Only lines with the word "this" are needed; collect each of them from the listing below.

=== Stored data ===

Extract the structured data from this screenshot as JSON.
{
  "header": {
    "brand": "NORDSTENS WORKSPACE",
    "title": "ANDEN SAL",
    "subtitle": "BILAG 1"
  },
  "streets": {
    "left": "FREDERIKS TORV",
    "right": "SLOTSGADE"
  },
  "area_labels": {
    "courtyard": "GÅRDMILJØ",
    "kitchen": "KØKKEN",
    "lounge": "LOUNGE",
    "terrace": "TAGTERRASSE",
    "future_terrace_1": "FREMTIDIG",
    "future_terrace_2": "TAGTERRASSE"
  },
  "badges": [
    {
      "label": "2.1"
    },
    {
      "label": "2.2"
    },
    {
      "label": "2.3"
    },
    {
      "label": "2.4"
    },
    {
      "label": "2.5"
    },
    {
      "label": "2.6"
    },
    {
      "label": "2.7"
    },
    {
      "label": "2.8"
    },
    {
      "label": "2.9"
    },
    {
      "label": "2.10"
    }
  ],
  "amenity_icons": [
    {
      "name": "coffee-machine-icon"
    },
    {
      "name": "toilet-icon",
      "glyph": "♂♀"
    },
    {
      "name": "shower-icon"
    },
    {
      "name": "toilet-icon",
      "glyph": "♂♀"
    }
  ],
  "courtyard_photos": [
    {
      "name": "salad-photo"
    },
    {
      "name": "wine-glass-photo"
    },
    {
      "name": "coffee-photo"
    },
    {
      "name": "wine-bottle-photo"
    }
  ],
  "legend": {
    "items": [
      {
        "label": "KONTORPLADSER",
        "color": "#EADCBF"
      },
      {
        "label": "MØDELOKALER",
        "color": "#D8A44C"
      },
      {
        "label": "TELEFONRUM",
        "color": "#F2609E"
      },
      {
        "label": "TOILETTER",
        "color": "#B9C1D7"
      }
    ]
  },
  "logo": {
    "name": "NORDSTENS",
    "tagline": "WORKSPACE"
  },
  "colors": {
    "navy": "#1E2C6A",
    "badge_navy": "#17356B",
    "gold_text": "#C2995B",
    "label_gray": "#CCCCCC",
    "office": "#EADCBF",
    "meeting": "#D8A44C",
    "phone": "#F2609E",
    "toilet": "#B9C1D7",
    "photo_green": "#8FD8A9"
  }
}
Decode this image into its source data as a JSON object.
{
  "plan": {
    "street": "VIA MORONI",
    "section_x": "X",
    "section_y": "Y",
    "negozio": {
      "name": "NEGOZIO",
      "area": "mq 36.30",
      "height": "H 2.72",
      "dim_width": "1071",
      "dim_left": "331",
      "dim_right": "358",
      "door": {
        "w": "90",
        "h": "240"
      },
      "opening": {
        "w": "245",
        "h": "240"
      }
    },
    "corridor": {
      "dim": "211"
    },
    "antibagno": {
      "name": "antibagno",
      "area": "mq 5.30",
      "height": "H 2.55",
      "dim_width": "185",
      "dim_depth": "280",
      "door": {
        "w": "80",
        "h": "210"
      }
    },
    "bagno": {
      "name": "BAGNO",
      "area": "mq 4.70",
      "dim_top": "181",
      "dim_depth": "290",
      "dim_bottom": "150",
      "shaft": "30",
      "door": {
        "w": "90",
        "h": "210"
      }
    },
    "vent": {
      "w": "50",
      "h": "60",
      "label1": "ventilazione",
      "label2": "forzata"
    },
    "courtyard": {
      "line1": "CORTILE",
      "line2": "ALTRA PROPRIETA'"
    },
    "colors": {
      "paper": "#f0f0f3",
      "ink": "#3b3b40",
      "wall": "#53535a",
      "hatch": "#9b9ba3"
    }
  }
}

===

The result -
Extract the structured data from this screenshot as JSON.
Decode this image into its source data as a JSON object.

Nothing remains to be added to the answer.